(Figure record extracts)
──────

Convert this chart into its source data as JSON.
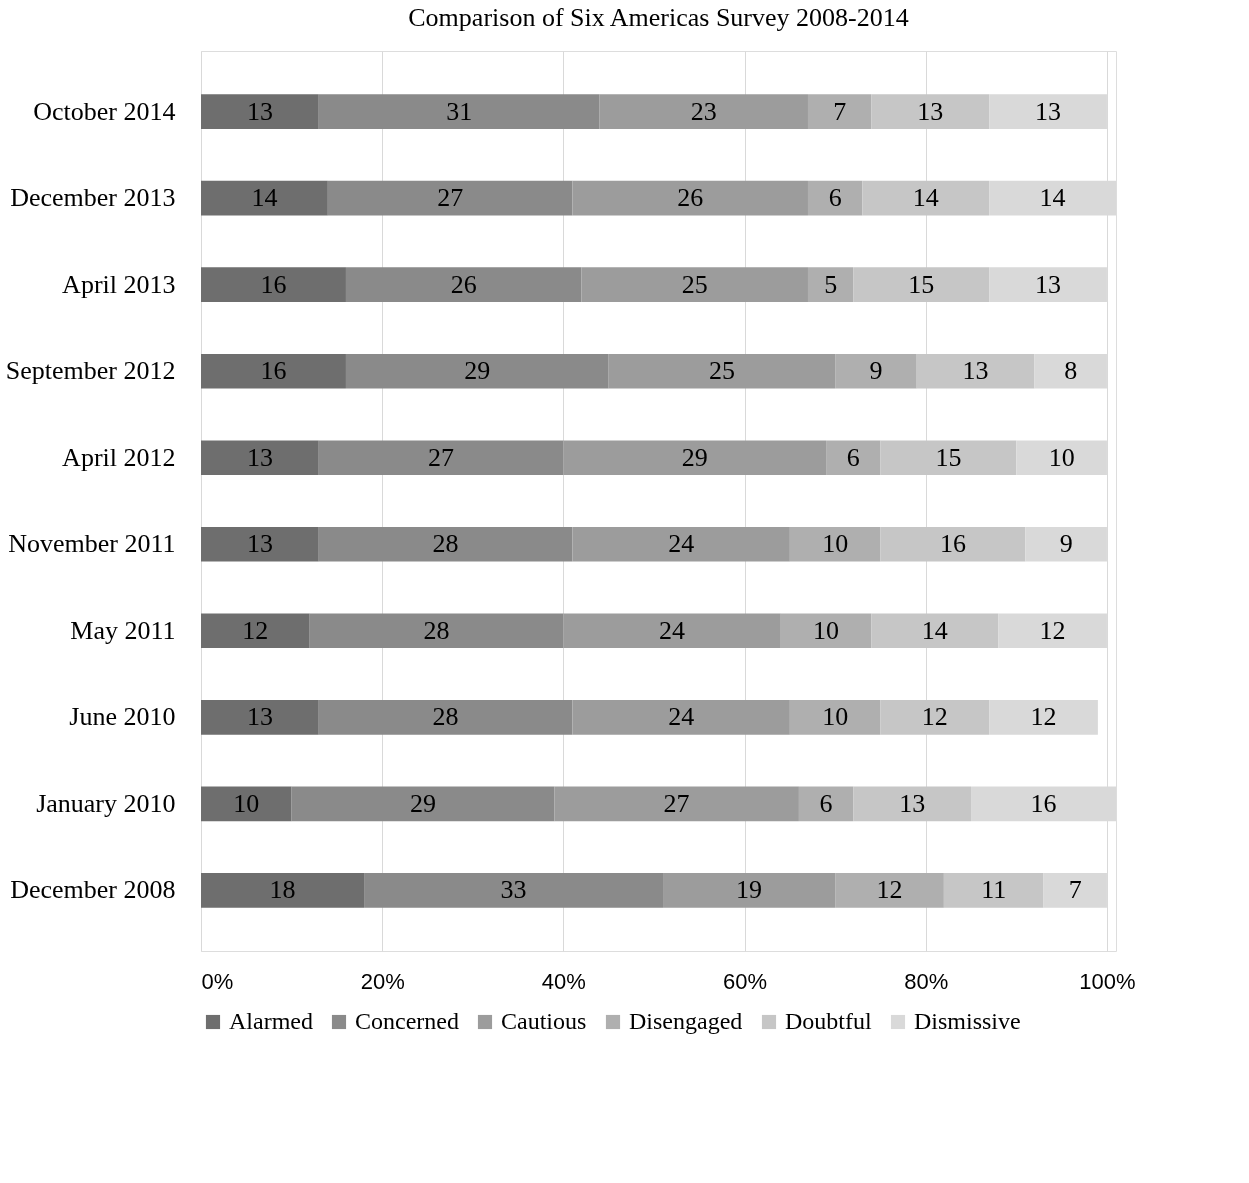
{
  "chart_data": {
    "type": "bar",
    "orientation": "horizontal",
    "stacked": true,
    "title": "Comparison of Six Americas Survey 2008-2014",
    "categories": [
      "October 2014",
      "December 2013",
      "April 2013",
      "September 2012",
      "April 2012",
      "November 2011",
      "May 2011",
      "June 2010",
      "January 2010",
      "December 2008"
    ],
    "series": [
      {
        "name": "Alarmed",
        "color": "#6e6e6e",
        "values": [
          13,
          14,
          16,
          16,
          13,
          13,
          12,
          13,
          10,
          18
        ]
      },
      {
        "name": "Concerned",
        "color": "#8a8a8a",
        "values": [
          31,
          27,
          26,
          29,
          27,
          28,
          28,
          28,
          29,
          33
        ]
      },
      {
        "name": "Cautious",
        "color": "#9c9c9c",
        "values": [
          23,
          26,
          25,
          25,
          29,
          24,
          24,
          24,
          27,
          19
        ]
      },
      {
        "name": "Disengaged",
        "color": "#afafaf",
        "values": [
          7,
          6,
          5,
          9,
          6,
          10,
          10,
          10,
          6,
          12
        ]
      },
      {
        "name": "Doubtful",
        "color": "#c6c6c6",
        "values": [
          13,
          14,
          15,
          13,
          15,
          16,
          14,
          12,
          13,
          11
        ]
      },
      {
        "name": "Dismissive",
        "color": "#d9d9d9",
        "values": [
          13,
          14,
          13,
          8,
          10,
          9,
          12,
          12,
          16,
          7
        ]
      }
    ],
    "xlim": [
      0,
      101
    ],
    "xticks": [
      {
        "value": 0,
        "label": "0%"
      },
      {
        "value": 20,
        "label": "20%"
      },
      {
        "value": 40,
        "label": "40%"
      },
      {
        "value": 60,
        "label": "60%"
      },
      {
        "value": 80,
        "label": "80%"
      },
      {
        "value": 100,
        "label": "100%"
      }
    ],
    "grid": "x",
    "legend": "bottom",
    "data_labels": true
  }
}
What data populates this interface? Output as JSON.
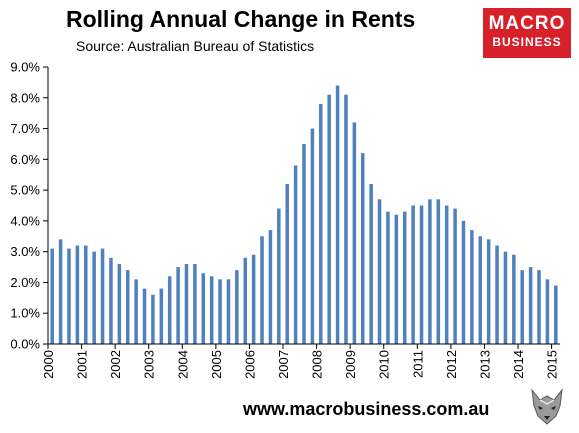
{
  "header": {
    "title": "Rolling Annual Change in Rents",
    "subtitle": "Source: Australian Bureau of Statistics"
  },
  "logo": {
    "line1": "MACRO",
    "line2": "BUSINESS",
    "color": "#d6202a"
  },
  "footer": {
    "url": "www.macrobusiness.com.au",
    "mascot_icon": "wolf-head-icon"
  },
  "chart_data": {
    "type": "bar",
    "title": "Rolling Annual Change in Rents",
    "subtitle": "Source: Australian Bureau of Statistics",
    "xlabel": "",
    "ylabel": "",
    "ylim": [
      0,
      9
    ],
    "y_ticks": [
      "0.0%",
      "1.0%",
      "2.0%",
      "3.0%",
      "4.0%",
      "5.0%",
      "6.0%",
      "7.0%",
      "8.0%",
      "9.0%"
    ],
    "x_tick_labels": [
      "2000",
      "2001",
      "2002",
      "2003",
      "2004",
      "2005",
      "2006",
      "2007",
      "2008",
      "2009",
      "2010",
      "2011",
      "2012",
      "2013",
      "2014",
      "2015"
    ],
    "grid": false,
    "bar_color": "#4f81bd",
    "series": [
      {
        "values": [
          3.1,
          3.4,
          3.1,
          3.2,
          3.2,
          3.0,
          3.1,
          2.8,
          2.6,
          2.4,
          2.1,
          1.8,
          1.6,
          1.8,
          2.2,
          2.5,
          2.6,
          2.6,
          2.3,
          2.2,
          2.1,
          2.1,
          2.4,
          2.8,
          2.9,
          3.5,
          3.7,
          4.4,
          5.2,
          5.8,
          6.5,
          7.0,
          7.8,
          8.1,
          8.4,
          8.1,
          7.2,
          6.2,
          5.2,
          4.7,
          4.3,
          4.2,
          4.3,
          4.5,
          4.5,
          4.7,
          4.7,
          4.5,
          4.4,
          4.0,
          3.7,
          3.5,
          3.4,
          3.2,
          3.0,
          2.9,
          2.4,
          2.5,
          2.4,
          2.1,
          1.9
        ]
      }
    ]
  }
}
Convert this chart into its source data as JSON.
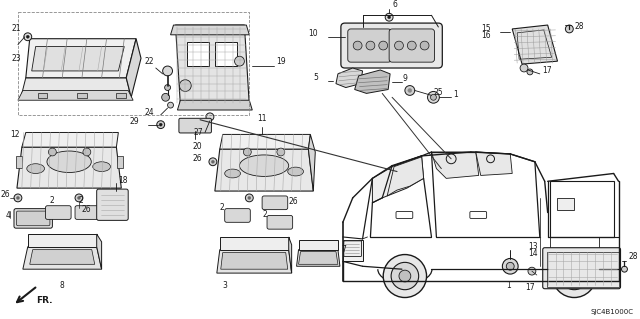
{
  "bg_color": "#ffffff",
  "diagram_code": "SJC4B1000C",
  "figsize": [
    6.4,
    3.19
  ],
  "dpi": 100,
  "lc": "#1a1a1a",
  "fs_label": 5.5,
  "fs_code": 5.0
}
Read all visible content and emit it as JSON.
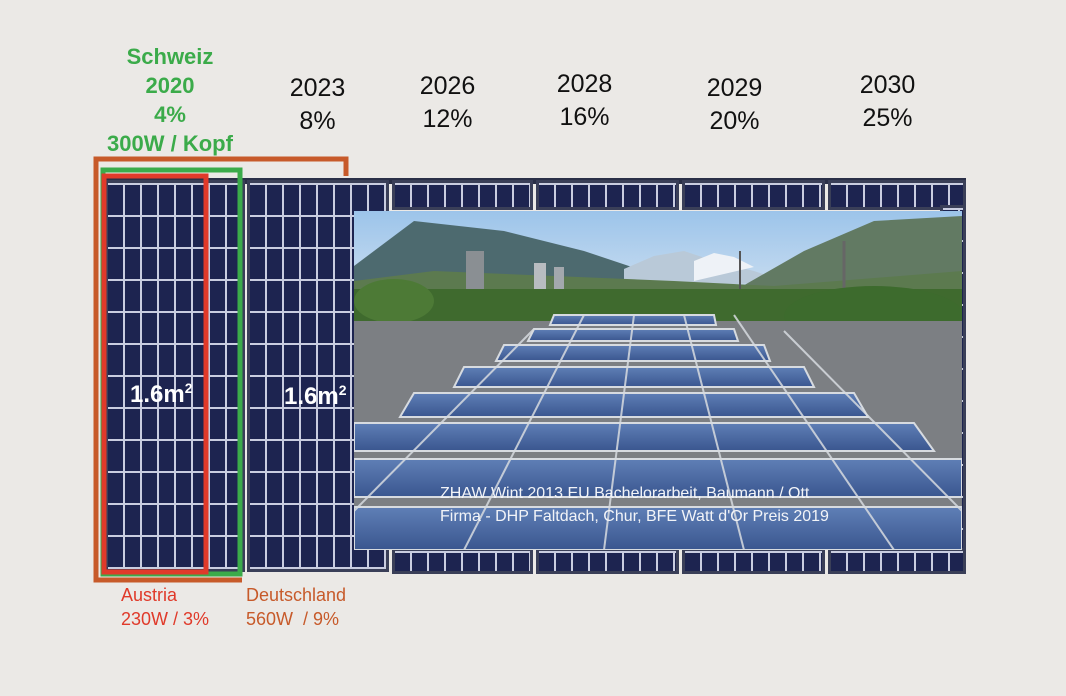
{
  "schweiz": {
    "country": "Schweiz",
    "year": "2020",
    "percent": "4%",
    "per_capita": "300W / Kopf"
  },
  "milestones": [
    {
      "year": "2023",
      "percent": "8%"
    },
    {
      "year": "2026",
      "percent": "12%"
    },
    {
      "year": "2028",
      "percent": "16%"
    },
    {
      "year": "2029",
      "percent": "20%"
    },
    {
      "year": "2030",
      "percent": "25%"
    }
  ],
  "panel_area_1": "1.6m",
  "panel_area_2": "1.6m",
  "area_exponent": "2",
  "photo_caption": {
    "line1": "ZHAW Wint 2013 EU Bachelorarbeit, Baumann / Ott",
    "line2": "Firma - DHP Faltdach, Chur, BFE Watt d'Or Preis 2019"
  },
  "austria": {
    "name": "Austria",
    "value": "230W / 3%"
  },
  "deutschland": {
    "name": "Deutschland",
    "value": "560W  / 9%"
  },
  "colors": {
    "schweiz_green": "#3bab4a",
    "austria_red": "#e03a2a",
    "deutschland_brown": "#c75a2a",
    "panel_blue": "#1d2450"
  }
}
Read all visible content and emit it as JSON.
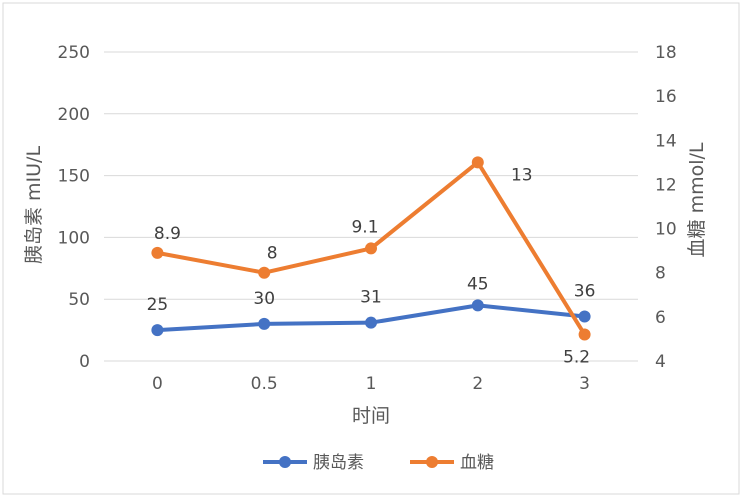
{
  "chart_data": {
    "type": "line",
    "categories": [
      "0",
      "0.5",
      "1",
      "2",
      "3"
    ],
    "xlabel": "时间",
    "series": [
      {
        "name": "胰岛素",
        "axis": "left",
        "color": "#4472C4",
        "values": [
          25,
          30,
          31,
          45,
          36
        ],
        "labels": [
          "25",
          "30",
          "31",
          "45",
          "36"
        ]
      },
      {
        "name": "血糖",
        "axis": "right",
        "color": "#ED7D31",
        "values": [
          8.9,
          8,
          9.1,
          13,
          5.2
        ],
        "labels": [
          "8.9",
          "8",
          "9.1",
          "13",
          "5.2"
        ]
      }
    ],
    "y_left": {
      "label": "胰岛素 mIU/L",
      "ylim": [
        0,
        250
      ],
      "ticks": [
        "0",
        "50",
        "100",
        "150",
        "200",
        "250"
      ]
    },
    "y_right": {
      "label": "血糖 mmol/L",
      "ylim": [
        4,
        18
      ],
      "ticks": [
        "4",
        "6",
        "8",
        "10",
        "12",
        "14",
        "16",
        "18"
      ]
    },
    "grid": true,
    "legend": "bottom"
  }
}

──────

Set task — Exclude the pictures, and transcribe all of the material exactly.

Solution for this exercise —
Convert this chart into its source data as JSON.
{
  "chart_data": {
    "type": "bar",
    "orientation": "horizontal",
    "stacked": true,
    "title": "Comparison of Six Americas Survey 2008-2014",
    "categories": [
      "October 2014",
      "December 2013",
      "April 2013",
      "September 2012",
      "April 2012",
      "November 2011",
      "May 2011",
      "June 2010",
      "January 2010",
      "December 2008"
    ],
    "series": [
      {
        "name": "Alarmed",
        "color": "#6e6e6e",
        "values": [
          13,
          14,
          16,
          16,
          13,
          13,
          12,
          13,
          10,
          18
        ]
      },
      {
        "name": "Concerned",
        "color": "#8a8a8a",
        "values": [
          31,
          27,
          26,
          29,
          27,
          28,
          28,
          28,
          29,
          33
        ]
      },
      {
        "name": "Cautious",
        "color": "#9c9c9c",
        "values": [
          23,
          26,
          25,
          25,
          29,
          24,
          24,
          24,
          27,
          19
        ]
      },
      {
        "name": "Disengaged",
        "color": "#afafaf",
        "values": [
          7,
          6,
          5,
          9,
          6,
          10,
          10,
          10,
          6,
          12
        ]
      },
      {
        "name": "Doubtful",
        "color": "#c6c6c6",
        "values": [
          13,
          14,
          15,
          13,
          15,
          16,
          14,
          12,
          13,
          11
        ]
      },
      {
        "name": "Dismissive",
        "color": "#d9d9d9",
        "values": [
          13,
          14,
          13,
          8,
          10,
          9,
          12,
          12,
          16,
          7
        ]
      }
    ],
    "xlim": [
      0,
      101
    ],
    "xticks": [
      {
        "value": 0,
        "label": "0%"
      },
      {
        "value": 20,
        "label": "20%"
      },
      {
        "value": 40,
        "label": "40%"
      },
      {
        "value": 60,
        "label": "60%"
      },
      {
        "value": 80,
        "label": "80%"
      },
      {
        "value": 100,
        "label": "100%"
      }
    ],
    "grid": "x",
    "legend": "bottom",
    "data_labels": true
  }
}
What data populates this interface? Output as JSON.
{
  "header": {
    "title": "Rolling Annual Change in Rents",
    "subtitle": "Source: Australian Bureau of Statistics"
  },
  "logo": {
    "line1": "MACRO",
    "line2": "BUSINESS",
    "color": "#d6202a"
  },
  "footer": {
    "url": "www.macrobusiness.com.au",
    "mascot_icon": "wolf-head-icon"
  },
  "chart_data": {
    "type": "bar",
    "title": "Rolling Annual Change in Rents",
    "subtitle": "Source: Australian Bureau of Statistics",
    "xlabel": "",
    "ylabel": "",
    "ylim": [
      0,
      9
    ],
    "y_ticks": [
      "0.0%",
      "1.0%",
      "2.0%",
      "3.0%",
      "4.0%",
      "5.0%",
      "6.0%",
      "7.0%",
      "8.0%",
      "9.0%"
    ],
    "x_tick_labels": [
      "2000",
      "2001",
      "2002",
      "2003",
      "2004",
      "2005",
      "2006",
      "2007",
      "2008",
      "2009",
      "2010",
      "2011",
      "2012",
      "2013",
      "2014",
      "2015"
    ],
    "grid": false,
    "bar_color": "#4f81bd",
    "series": [
      {
        "values": [
          3.1,
          3.4,
          3.1,
          3.2,
          3.2,
          3.0,
          3.1,
          2.8,
          2.6,
          2.4,
          2.1,
          1.8,
          1.6,
          1.8,
          2.2,
          2.5,
          2.6,
          2.6,
          2.3,
          2.2,
          2.1,
          2.1,
          2.4,
          2.8,
          2.9,
          3.5,
          3.7,
          4.4,
          5.2,
          5.8,
          6.5,
          7.0,
          7.8,
          8.1,
          8.4,
          8.1,
          7.2,
          6.2,
          5.2,
          4.7,
          4.3,
          4.2,
          4.3,
          4.5,
          4.5,
          4.7,
          4.7,
          4.5,
          4.4,
          4.0,
          3.7,
          3.5,
          3.4,
          3.2,
          3.0,
          2.9,
          2.4,
          2.5,
          2.4,
          2.1,
          1.9
        ]
      }
    ]
  }
}
Convert this chart into its source data as JSON.
{
  "bg_color": "#ffffff",
  "diagram_code": "SJC4B1000C",
  "figsize": [
    6.4,
    3.19
  ],
  "dpi": 100,
  "lc": "#1a1a1a",
  "fs_label": 5.5,
  "fs_code": 5.0
}
Read all visible content and emit it as JSON.
{
  "schweiz": {
    "country": "Schweiz",
    "year": "2020",
    "percent": "4%",
    "per_capita": "300W / Kopf"
  },
  "milestones": [
    {
      "year": "2023",
      "percent": "8%"
    },
    {
      "year": "2026",
      "percent": "12%"
    },
    {
      "year": "2028",
      "percent": "16%"
    },
    {
      "year": "2029",
      "percent": "20%"
    },
    {
      "year": "2030",
      "percent": "25%"
    }
  ],
  "panel_area_1": "1.6m",
  "panel_area_2": "1.6m",
  "area_exponent": "2",
  "photo_caption": {
    "line1": "ZHAW Wint 2013 EU Bachelorarbeit, Baumann / Ott",
    "line2": "Firma - DHP Faltdach, Chur, BFE Watt d'Or Preis 2019"
  },
  "austria": {
    "name": "Austria",
    "value": "230W / 3%"
  },
  "deutschland": {
    "name": "Deutschland",
    "value": "560W  / 9%"
  },
  "colors": {
    "schweiz_green": "#3bab4a",
    "austria_red": "#e03a2a",
    "deutschland_brown": "#c75a2a",
    "panel_blue": "#1d2450"
  }
}
Read all visible content and emit it as JSON.
{
  "chart_data": {
    "type": "line",
    "categories": [
      "0",
      "0.5",
      "1",
      "2",
      "3"
    ],
    "xlabel": "时间",
    "series": [
      {
        "name": "胰岛素",
        "axis": "left",
        "color": "#4472C4",
        "values": [
          25,
          30,
          31,
          45,
          36
        ],
        "labels": [
          "25",
          "30",
          "31",
          "45",
          "36"
        ]
      },
      {
        "name": "血糖",
        "axis": "right",
        "color": "#ED7D31",
        "values": [
          8.9,
          8,
          9.1,
          13,
          5.2
        ],
        "labels": [
          "8.9",
          "8",
          "9.1",
          "13",
          "5.2"
        ]
      }
    ],
    "y_left": {
      "label": "胰岛素 mIU/L",
      "ylim": [
        0,
        250
      ],
      "ticks": [
        "0",
        "50",
        "100",
        "150",
        "200",
        "250"
      ]
    },
    "y_right": {
      "label": "血糖 mmol/L",
      "ylim": [
        4,
        18
      ],
      "ticks": [
        "4",
        "6",
        "8",
        "10",
        "12",
        "14",
        "16",
        "18"
      ]
    },
    "grid": true,
    "legend": "bottom"
  }
}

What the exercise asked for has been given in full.